About three years ago, I had some personal experience when I wanted to explain multivariate pricing to sales agents. I wanted to explain the price differences on the Internet and outlined the methods, such as the generalized linear model (GLM). At the end of the meeting, I could only tell them that I use the best possible methods at the moment. Unfortunately those methods produce the variances, as happens across the market, which means we have to accept them for a current lack of anything better.
In fact, all actuaries tell that to stakeholders and almost all companies claim that they use “best practice” in pricing. Actuaries are closest to this problem and hence need to take the first step toward a solution. From that moment I started questioning my own practices.
As a result, I had to admit that the granularity we usually produce in our technical prices may be too high, even when using clever and minimal pricing parameters. As a result, consider the induced relative price changes that occur when randomly reducing the data size by some percentage on which the model was built. This applies to a small portfolio—which is the size some insurers have to deal with to produce a rating scheme similar to bigger market players, and with this they can easily spoil the market. As a consequence, actuaries need to get hold of market price data to be able to relate and reason their pricing from this angle next to a very serious multivariate analysis and reasonably granular technical premiums. Of course, how one would get enough of such market prices is a different story.

### Your instructions
Extend the text on actuarial pricing granularity, picking up after its final sentence. The rows that come next are taken from a separate source.

### Dataset entries
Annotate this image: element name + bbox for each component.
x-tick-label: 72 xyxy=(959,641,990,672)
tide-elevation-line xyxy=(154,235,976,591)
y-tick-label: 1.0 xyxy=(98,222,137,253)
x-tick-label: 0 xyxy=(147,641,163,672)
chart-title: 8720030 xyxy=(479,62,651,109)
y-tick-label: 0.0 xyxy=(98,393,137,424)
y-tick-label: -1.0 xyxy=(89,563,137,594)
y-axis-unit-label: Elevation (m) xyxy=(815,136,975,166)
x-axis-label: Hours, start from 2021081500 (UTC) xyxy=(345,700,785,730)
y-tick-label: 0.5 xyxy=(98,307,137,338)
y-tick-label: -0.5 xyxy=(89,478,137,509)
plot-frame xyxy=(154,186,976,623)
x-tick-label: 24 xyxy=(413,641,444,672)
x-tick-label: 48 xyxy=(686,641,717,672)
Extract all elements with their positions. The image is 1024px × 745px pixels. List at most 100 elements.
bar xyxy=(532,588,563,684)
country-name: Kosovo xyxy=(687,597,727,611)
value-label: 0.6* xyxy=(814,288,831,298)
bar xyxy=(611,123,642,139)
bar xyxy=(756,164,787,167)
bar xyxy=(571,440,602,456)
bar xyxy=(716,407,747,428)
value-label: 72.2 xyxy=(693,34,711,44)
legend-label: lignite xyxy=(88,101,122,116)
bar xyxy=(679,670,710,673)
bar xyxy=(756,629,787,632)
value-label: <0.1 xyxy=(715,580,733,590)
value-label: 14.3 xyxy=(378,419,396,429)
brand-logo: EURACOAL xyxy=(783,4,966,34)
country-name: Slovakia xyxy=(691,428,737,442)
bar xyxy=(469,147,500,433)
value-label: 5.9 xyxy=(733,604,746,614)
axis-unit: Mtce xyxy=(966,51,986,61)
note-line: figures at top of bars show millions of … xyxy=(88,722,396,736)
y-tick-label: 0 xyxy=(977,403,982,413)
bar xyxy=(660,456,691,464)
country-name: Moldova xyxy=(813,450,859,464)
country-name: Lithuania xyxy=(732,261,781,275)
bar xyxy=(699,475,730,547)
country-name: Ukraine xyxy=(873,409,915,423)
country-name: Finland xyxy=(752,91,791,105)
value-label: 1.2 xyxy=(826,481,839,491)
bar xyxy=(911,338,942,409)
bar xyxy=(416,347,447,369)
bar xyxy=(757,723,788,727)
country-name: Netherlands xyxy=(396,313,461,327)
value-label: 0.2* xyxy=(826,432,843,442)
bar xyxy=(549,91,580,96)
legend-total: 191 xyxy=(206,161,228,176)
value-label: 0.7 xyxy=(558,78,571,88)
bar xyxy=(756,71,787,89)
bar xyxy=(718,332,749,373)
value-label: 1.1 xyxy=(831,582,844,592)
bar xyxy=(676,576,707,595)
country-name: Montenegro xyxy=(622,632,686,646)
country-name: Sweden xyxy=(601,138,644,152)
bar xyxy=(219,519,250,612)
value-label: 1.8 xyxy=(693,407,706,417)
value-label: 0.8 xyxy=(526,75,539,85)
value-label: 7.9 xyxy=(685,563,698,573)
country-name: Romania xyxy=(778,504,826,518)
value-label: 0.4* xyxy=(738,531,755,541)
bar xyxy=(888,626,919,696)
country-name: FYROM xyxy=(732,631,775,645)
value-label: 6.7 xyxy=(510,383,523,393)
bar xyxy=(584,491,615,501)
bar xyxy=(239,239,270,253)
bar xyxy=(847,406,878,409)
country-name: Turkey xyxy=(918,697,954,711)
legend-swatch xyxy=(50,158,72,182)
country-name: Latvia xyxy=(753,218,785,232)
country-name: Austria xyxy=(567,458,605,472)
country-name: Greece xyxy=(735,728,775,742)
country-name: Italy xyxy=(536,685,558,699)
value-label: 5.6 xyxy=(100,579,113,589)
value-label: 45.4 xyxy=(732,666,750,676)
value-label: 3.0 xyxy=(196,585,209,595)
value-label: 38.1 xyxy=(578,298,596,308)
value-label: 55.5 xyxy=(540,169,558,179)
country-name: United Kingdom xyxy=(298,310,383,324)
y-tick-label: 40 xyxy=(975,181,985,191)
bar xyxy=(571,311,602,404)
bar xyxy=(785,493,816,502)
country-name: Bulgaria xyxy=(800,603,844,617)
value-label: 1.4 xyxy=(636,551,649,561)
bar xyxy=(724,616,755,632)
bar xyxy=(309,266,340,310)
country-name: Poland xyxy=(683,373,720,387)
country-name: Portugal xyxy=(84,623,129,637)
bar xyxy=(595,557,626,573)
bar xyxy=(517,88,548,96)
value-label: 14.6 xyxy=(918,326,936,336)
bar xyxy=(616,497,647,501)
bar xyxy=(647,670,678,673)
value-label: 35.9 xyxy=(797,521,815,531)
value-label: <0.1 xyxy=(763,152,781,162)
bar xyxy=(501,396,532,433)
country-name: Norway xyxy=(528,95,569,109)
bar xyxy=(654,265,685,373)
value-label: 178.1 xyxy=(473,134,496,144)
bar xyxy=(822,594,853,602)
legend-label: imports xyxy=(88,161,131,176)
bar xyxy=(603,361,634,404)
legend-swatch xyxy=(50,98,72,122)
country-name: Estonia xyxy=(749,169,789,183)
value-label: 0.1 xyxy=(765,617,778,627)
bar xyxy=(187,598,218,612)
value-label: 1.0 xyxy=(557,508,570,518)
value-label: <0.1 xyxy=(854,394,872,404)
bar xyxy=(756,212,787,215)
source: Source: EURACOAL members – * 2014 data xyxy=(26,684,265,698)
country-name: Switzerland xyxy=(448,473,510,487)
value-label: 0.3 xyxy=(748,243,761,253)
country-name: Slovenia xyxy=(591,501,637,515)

### Task response
The main cause for the variance in results among the statistical methods is due to the fact that actuaries usually look at the overall goodness of fit criteria, which helps reduce the total variance instead of the individual variance in each price cell. Often those criteria are “just” satisfactory. Furthermore, all those fitness criteria that explain the variance and give estimates of the model error assume that the models are right. In fact, there is an almost infinite number of competing models that all can produce substantially different results in individual pricing cells. This means that the multivariate methods themselves may not solve this problem of instability. It may be the case that looking much more to the market is more what's called for here. Knowing the market prices could add an extra stabilization to the insurers pricing model and would also reduce the current market irritations for sales agents and clients alike, resulting in more trust and loyalty.
What else can insurers do to stabilize their pricing?
Over the next couple of years, insurers will have to gain more insight into market pricing in order to establish a level playing field with clients. Already they often have market price analytics teams that either do mystery shopping or run some sort of crawling software to check a limited number of profiles on the Internet. However, knowing the market only for a few hundred or a few thousand profiles is not sufficient when dealing with a few million pricing cells.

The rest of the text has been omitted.